(Dataset entries)
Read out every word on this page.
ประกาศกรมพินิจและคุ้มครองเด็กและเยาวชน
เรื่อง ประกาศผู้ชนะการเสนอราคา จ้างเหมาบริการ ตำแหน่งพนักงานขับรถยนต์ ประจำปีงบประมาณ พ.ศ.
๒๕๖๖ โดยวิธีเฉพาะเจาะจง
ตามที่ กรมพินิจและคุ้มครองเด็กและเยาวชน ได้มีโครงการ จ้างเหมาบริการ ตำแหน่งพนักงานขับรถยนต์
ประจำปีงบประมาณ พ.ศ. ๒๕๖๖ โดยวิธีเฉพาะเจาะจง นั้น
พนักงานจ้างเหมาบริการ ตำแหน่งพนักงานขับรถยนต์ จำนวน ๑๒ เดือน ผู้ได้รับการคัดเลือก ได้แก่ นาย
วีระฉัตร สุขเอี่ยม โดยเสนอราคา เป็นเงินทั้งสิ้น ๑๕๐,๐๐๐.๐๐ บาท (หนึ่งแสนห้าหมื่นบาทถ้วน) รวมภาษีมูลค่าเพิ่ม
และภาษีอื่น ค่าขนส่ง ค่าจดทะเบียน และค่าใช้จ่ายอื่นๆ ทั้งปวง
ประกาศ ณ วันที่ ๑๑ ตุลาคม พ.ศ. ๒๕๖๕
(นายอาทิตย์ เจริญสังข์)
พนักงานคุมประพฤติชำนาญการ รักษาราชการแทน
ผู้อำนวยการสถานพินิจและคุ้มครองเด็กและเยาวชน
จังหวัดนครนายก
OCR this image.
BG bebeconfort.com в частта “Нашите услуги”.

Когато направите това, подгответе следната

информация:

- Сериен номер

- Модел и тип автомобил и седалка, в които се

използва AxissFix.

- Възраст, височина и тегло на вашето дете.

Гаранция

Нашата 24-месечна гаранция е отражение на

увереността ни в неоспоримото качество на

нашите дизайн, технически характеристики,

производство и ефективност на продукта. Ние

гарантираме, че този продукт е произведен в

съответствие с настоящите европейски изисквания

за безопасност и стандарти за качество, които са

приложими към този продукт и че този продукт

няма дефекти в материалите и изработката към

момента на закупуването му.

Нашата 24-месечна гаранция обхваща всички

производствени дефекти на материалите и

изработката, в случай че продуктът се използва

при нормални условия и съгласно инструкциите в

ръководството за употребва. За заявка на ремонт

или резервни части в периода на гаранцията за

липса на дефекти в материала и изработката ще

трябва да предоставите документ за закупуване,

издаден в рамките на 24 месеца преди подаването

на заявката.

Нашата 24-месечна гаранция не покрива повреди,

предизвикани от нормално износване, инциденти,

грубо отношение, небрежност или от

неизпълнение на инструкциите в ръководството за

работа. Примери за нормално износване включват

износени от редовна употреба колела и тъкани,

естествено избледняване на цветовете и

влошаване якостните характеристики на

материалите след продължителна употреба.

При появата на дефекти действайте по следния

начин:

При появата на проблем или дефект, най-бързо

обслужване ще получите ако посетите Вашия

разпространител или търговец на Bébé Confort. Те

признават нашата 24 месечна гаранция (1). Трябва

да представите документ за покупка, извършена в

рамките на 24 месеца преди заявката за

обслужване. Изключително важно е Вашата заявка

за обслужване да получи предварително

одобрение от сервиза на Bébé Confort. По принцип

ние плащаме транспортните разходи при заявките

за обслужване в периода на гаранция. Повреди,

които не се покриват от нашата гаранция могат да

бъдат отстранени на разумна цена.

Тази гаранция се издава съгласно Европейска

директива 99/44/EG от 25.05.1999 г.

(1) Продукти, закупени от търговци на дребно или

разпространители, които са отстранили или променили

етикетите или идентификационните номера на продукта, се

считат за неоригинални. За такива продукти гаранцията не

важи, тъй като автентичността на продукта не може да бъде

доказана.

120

Set problem
Go through the entries above and copy every line containing "โดยว".

Task solution
๒๕๖๖ โดยวิธีเฉพาะเจาะจง
ประจำปีงบประมาณ พ.ศ. ๒๕๖๖ โดยวิธีเฉพาะเจาะจง นั้น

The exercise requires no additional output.